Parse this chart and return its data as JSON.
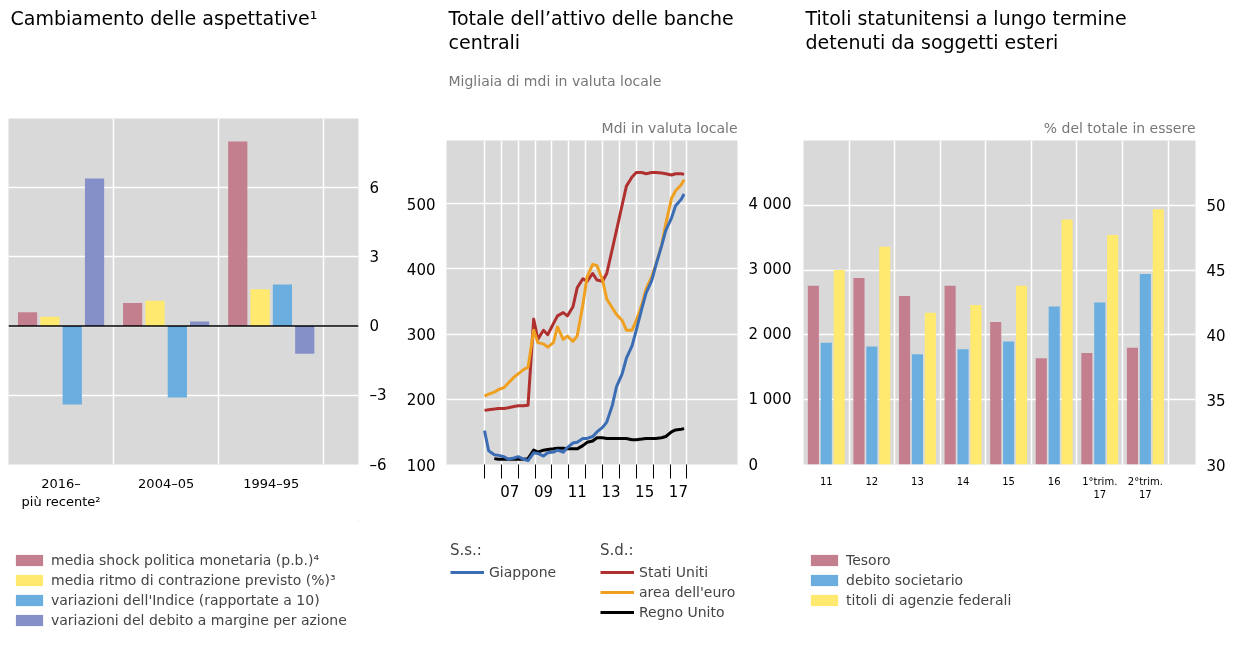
{
  "chart_data": [
    {
      "type": "bar",
      "title": "Cambiamento delle aspettative¹",
      "categories": [
        "2016–\npiù recente²",
        "2004–05",
        "1994–95"
      ],
      "series": [
        {
          "name": "media shock politica monetaria (p.b.)⁴",
          "color": "#c47f8f",
          "values": [
            0.6,
            1.0,
            8.0
          ]
        },
        {
          "name": "media ritmo di contrazione previsto (%)³",
          "color": "#ffe96e",
          "values": [
            0.4,
            1.1,
            1.6
          ]
        },
        {
          "name": "variazioni dell'Indice (rapportate a 10)",
          "color": "#6aaee0",
          "values": [
            -3.4,
            -3.1,
            1.8
          ]
        },
        {
          "name": "variazioni del debito a margine per azione",
          "color": "#8590c8",
          "values": [
            6.4,
            0.2,
            -1.2
          ]
        }
      ],
      "ylim": [
        -6,
        9
      ],
      "yticks": [
        {
          "value": -6,
          "label": "–6"
        },
        {
          "value": -3,
          "label": "–3"
        },
        0,
        3,
        6
      ],
      "grid": true,
      "legend": "bottom"
    },
    {
      "type": "line",
      "title": "Totale dell’attivo delle banche centrali",
      "ylabel": "Migliaia di mdi in valuta locale",
      "y2label": "Mdi in valuta locale",
      "annotations": [
        "S.s.:",
        "S.d.:"
      ],
      "x": [
        "2006-01",
        "2006-04",
        "2006-08",
        "2006-11",
        "2007-03",
        "2007-06",
        "2007-10",
        "2008-01",
        "2008-05",
        "2008-08",
        "2008-12",
        "2009-03",
        "2009-07",
        "2009-10",
        "2010-02",
        "2010-05",
        "2010-09",
        "2010-12",
        "2011-04",
        "2011-07",
        "2011-11",
        "2012-02",
        "2012-06",
        "2012-09",
        "2013-01",
        "2013-04",
        "2013-08",
        "2013-11",
        "2014-03",
        "2014-06",
        "2014-10",
        "2015-01",
        "2015-05",
        "2015-08",
        "2015-12",
        "2016-03",
        "2016-07",
        "2016-10",
        "2017-02",
        "2017-05",
        "2017-09",
        "2017-11"
      ],
      "series": [
        {
          "name": "Giappone",
          "color": "#3b6db5",
          "axis": "y",
          "values": [
            152,
            121,
            115,
            114,
            112,
            108,
            110,
            112,
            108,
            106,
            118,
            117,
            113,
            118,
            119,
            122,
            119,
            126,
            133,
            134,
            140,
            140,
            143,
            150,
            157,
            165,
            191,
            220,
            239,
            263,
            282,
            306,
            339,
            363,
            382,
            406,
            435,
            459,
            478,
            497,
            507,
            515
          ]
        },
        {
          "name": "Stati Uniti",
          "color": "#b03030",
          "axis": "y2",
          "values": [
            830,
            840,
            850,
            860,
            860,
            870,
            890,
            900,
            900,
            910,
            2230,
            1920,
            2060,
            1990,
            2160,
            2280,
            2330,
            2280,
            2420,
            2710,
            2850,
            2810,
            2930,
            2830,
            2810,
            2930,
            3310,
            3600,
            3980,
            4270,
            4410,
            4480,
            4480,
            4460,
            4480,
            4480,
            4470,
            4460,
            4440,
            4460,
            4460,
            4450
          ]
        },
        {
          "name": "area dell'euro",
          "color": "#f0a020",
          "axis": "y2",
          "values": [
            1050,
            1080,
            1110,
            1150,
            1180,
            1250,
            1340,
            1390,
            1460,
            1490,
            2060,
            1870,
            1850,
            1800,
            1870,
            2110,
            1920,
            1970,
            1890,
            1970,
            2450,
            2880,
            3070,
            3050,
            2830,
            2540,
            2400,
            2300,
            2210,
            2060,
            2060,
            2210,
            2450,
            2690,
            2880,
            3070,
            3360,
            3690,
            4080,
            4200,
            4290,
            4370
          ]
        },
        {
          "name": "Regno Unito",
          "color": "#000000",
          "axis": "y2",
          "values": [
            null,
            null,
            90,
            80,
            80,
            80,
            80,
            80,
            80,
            90,
            220,
            190,
            220,
            230,
            240,
            250,
            250,
            240,
            240,
            240,
            290,
            340,
            360,
            410,
            410,
            400,
            400,
            400,
            400,
            400,
            380,
            380,
            390,
            400,
            400,
            400,
            410,
            430,
            500,
            530,
            540,
            550
          ]
        }
      ],
      "xlim": [
        "2003-10",
        "2021-01"
      ],
      "xticks": [
        {
          "value": "2006-01-01",
          "label": null
        },
        {
          "value": "2007-01-01",
          "label": null
        },
        {
          "value": "2008-01-01",
          "label": null
        },
        {
          "value": "2009-01-01",
          "label": null
        },
        {
          "value": "2010-01-01",
          "label": null
        },
        {
          "value": "2011-01-01",
          "label": null
        },
        {
          "value": "2012-01-01",
          "label": null
        },
        {
          "value": "2013-01-01",
          "label": null
        },
        {
          "value": "2014-01-01",
          "label": null
        },
        {
          "value": "2015-01-01",
          "label": null
        },
        {
          "value": "2016-01-01",
          "label": null
        },
        {
          "value": "2017-01-01",
          "label": null
        },
        {
          "value": "2018-01-01",
          "label": null
        },
        {
          "value": "2007-07-01",
          "label": "07"
        },
        {
          "value": "2009-07-01",
          "label": "09"
        },
        {
          "value": "2011-07-01",
          "label": "11"
        },
        {
          "value": "2013-07-01",
          "label": "13"
        },
        {
          "value": "2015-07-01",
          "label": "15"
        },
        {
          "value": "2017-07-01",
          "label": "17"
        }
      ],
      "ylim": [
        100,
        597
      ],
      "yticks": [
        100,
        200,
        300,
        400,
        500
      ],
      "y2lim": [
        0,
        4970
      ],
      "y2ticks": [
        0,
        {
          "value": 1000,
          "label": "1 000"
        },
        {
          "value": 2000,
          "label": "2 000"
        },
        {
          "value": 3000,
          "label": "3 000"
        },
        {
          "value": 4000,
          "label": "4 000"
        }
      ],
      "grid": true,
      "legend": "bottom"
    },
    {
      "type": "bar",
      "title": "Titoli statunitensi a lungo termine detenuti da soggetti esteri",
      "ylabel": "% del totale in essere",
      "categories": [
        "11",
        "12",
        "13",
        "14",
        "15",
        "16",
        "1°trim.\n17",
        "2°trim.\n17"
      ],
      "series": [
        {
          "name": "Tesoro",
          "color": "#c47f8f",
          "values": [
            43.8,
            44.4,
            43.0,
            43.8,
            41.0,
            38.2,
            38.6,
            39.0
          ]
        },
        {
          "name": "debito societario",
          "color": "#6aaee0",
          "values": [
            39.4,
            39.1,
            38.5,
            38.9,
            39.5,
            42.2,
            42.5,
            44.7
          ]
        },
        {
          "name": "titoli di agenzie federali",
          "color": "#ffe96e",
          "values": [
            45.0,
            46.8,
            41.7,
            42.3,
            43.8,
            48.9,
            47.7,
            49.7
          ]
        }
      ],
      "ylim": [
        30,
        55
      ],
      "yticks": [
        30,
        35,
        40,
        45,
        50
      ],
      "grid": true,
      "legend": "bottom"
    }
  ]
}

DESCRIPTION OF THE TASK - Which lines contain "color"? Show each of them.

THE REPLY -
          "color": "#c47f8f",
          "color": "#ffe96e",
          "color": "#6aaee0",
          "color": "#8590c8",
          "color": "#3b6db5",
          "color": "#b03030",
          "color": "#f0a020",
          "color": "#000000",
          "color": "#c47f8f",
          "color": "#6aaee0",
          "color": "#ffe96e",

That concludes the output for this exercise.